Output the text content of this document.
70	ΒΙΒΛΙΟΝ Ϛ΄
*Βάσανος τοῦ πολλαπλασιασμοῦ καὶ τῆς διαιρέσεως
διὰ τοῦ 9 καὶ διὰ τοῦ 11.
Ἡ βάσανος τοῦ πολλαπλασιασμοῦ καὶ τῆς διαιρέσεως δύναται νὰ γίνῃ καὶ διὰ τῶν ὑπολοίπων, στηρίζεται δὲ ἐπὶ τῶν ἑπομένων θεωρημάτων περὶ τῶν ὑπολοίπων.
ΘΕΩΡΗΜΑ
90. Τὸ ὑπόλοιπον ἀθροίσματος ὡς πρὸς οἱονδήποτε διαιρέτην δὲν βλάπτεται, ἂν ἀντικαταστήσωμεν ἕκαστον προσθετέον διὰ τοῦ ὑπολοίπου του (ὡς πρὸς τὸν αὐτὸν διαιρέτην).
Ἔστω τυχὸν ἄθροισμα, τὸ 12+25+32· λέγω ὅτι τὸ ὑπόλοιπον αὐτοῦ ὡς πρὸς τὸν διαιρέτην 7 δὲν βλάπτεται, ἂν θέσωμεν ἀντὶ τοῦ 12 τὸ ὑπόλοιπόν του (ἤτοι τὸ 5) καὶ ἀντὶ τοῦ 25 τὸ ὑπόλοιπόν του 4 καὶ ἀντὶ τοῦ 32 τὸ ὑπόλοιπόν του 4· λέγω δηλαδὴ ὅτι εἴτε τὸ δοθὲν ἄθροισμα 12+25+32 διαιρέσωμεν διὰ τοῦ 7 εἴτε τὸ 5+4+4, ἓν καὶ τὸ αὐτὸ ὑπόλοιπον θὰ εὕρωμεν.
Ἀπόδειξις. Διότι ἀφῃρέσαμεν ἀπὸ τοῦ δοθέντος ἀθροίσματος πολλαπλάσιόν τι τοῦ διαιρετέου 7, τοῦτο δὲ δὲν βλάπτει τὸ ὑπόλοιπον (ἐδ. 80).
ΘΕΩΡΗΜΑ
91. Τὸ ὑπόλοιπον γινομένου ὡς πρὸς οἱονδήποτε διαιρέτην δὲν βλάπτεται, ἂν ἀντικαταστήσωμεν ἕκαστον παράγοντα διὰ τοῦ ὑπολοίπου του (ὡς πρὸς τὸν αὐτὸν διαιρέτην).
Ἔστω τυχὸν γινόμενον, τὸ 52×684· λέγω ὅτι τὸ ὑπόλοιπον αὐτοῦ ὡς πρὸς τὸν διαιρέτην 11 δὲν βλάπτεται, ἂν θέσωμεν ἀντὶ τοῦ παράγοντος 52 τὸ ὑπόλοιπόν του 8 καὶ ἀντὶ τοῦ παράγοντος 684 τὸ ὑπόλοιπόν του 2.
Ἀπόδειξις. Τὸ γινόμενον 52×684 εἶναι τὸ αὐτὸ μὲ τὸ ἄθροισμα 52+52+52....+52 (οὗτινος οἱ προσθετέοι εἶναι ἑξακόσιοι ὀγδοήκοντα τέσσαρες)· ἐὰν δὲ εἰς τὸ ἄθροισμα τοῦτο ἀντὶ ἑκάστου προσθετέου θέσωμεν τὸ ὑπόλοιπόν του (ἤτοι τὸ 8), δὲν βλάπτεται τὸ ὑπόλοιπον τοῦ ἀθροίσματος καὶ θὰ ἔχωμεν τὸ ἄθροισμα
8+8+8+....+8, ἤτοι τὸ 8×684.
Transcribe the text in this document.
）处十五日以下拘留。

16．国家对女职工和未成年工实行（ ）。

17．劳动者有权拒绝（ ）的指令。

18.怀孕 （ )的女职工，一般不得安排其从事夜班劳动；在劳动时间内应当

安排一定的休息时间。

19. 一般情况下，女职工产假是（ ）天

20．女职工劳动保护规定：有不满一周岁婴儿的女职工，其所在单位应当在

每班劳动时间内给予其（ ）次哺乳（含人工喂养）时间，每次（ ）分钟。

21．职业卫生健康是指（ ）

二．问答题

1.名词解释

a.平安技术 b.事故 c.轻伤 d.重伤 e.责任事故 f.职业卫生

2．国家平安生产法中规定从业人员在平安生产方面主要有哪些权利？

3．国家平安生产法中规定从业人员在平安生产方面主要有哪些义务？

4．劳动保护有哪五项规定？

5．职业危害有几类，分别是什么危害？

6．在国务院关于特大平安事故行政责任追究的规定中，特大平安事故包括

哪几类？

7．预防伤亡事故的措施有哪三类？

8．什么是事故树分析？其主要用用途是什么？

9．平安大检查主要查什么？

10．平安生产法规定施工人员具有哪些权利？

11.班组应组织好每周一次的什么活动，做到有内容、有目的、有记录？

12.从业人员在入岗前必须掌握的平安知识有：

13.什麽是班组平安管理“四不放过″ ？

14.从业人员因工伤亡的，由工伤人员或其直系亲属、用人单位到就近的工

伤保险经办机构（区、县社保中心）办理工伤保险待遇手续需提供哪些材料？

========

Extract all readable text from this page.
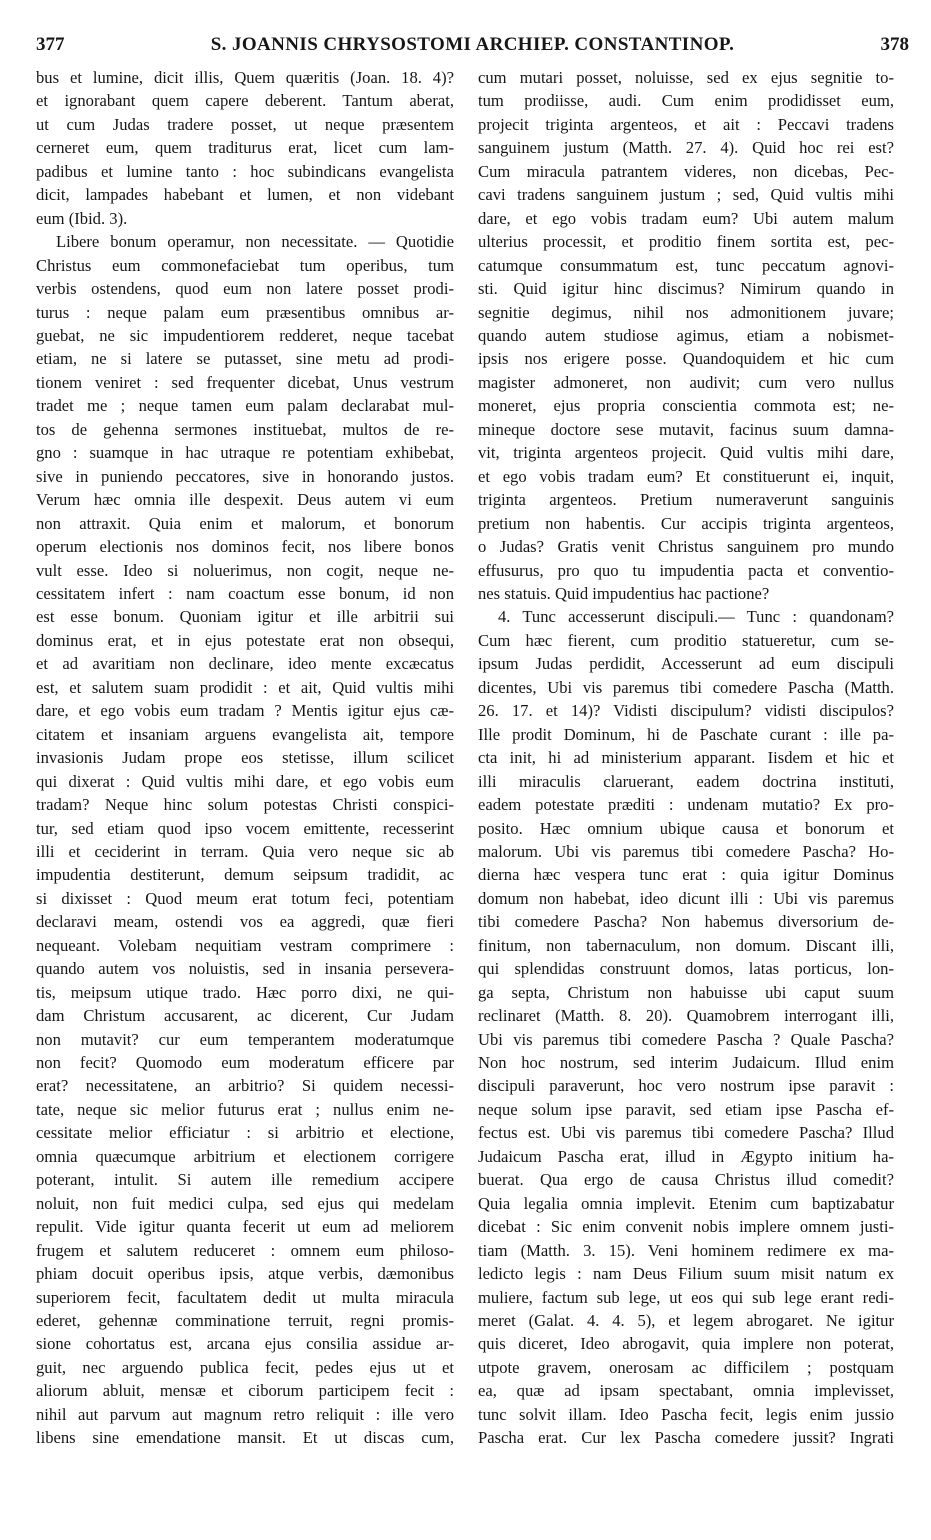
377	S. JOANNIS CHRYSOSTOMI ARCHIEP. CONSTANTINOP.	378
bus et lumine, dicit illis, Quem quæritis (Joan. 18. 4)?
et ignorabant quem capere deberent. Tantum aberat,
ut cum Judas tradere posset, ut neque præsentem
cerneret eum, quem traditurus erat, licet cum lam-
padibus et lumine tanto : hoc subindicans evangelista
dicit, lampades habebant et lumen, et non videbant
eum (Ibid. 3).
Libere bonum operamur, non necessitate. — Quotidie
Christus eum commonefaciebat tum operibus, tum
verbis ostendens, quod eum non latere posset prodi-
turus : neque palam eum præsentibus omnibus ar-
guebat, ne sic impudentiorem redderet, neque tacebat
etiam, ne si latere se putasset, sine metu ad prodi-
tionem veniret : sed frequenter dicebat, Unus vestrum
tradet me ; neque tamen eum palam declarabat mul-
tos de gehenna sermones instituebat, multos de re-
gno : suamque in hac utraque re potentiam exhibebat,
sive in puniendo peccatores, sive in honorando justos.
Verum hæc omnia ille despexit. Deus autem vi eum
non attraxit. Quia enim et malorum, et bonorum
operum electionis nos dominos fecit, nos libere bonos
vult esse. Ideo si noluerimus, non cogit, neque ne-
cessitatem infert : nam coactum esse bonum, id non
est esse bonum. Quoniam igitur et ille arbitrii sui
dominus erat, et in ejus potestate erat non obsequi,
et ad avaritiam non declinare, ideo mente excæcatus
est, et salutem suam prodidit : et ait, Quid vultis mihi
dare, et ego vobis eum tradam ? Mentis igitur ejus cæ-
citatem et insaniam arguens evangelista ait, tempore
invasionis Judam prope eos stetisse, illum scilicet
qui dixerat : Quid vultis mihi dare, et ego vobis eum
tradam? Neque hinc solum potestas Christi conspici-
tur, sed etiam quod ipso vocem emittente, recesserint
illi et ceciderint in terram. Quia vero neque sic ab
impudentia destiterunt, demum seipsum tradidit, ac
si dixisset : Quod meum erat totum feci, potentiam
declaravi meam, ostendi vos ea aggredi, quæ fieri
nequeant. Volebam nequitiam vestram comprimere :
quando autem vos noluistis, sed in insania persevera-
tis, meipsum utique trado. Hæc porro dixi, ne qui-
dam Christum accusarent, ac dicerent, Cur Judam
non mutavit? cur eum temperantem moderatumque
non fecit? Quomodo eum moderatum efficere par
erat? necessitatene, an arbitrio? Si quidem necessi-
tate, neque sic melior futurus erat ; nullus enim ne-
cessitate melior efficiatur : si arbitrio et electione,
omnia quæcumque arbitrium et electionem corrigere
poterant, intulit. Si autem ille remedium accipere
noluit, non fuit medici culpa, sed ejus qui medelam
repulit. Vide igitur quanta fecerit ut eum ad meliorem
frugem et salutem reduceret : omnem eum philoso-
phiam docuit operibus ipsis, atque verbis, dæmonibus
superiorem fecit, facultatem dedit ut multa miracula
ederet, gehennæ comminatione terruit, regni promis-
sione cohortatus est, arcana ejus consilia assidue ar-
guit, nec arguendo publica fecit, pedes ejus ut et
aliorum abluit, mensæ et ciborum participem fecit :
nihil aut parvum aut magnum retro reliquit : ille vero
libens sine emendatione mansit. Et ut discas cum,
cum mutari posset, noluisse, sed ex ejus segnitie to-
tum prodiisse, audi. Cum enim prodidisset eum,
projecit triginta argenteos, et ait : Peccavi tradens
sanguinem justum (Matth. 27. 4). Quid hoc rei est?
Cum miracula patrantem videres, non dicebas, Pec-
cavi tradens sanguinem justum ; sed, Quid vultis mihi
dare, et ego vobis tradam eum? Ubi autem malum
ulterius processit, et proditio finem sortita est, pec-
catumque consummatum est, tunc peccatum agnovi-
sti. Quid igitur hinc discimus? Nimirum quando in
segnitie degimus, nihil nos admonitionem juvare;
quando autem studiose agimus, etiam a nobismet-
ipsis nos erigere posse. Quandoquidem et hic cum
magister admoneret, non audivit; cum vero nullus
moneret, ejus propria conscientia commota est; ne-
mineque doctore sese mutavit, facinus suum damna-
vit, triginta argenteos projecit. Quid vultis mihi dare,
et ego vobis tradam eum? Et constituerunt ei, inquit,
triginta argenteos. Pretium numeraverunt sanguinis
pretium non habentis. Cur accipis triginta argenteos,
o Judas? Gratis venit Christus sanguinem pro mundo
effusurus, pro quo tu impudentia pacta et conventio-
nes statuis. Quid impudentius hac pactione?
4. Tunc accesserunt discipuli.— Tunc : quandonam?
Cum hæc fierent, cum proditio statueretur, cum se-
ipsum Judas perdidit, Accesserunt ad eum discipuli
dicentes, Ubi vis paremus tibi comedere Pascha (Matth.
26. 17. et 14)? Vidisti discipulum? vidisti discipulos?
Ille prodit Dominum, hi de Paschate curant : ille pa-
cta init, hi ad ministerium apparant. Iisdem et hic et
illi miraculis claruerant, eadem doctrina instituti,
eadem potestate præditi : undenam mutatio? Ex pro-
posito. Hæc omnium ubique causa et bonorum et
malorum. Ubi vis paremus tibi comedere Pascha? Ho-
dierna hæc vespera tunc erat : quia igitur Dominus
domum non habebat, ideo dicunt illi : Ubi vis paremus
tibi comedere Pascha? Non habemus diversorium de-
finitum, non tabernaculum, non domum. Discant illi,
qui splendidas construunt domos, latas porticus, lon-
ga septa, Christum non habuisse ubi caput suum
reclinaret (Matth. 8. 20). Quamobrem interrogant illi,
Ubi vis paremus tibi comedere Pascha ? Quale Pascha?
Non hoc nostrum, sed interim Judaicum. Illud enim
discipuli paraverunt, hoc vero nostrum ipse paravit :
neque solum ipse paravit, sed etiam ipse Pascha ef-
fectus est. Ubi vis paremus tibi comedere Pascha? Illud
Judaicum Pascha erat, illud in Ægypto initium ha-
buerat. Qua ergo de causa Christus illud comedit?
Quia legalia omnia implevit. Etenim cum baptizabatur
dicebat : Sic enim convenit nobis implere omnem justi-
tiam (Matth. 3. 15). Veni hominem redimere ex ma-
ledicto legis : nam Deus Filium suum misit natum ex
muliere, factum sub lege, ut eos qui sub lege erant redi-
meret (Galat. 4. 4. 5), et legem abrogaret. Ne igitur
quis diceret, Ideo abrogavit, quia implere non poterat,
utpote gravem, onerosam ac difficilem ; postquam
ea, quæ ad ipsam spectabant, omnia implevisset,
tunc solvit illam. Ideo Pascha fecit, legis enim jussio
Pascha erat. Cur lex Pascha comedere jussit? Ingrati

========

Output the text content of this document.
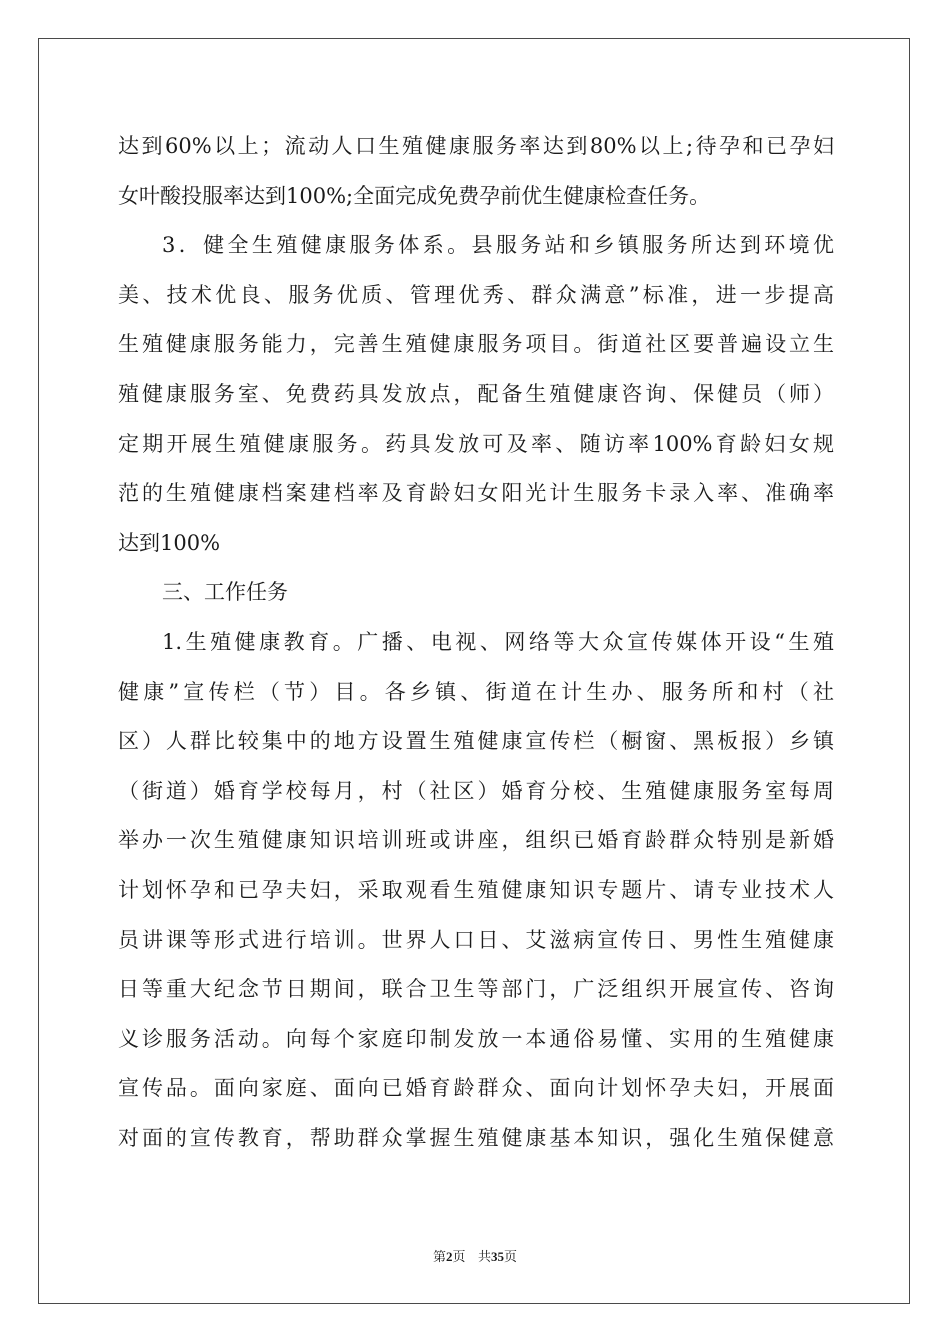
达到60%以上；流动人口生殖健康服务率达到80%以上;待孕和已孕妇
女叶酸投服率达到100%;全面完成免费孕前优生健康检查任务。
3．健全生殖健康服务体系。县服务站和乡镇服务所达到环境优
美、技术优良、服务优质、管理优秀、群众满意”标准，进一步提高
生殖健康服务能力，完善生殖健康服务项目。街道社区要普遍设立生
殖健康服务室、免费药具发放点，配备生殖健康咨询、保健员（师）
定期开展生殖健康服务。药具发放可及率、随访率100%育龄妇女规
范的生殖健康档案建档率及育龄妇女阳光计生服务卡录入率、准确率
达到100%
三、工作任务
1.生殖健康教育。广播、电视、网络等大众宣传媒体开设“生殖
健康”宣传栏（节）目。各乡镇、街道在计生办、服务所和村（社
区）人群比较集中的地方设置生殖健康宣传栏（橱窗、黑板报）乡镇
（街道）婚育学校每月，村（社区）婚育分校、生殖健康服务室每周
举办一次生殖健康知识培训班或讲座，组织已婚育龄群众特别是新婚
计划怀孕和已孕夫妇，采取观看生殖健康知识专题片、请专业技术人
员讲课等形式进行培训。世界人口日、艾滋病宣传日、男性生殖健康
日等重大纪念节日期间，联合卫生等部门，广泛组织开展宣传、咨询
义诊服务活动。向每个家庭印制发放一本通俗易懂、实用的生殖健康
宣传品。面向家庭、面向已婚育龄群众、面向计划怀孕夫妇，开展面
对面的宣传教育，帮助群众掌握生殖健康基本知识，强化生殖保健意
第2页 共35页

========

(Your goal) In the records above, find each line holding "ὑπολοίπου" and copy it.

(Result of this exercise)
90. Τὸ ὑπόλοιπον ἀθροίσματος ὡς πρὸς οἱονδήποτε διαιρέτην δὲν βλάπτεται, ἂν ἀντικαταστήσωμεν ἕκαστον προσθετέον διὰ τοῦ ὑπολοίπου του (ὡς πρὸς τὸν αὐτὸν διαιρέτην).
91. Τὸ ὑπόλοιπον γινομένου ὡς πρὸς οἱονδήποτε διαιρέτην δὲν βλάπτεται, ἂν ἀντικαταστήσωμεν ἕκαστον παράγοντα διὰ τοῦ ὑπολοίπου του (ὡς πρὸς τὸν αὐτὸν διαιρέτην).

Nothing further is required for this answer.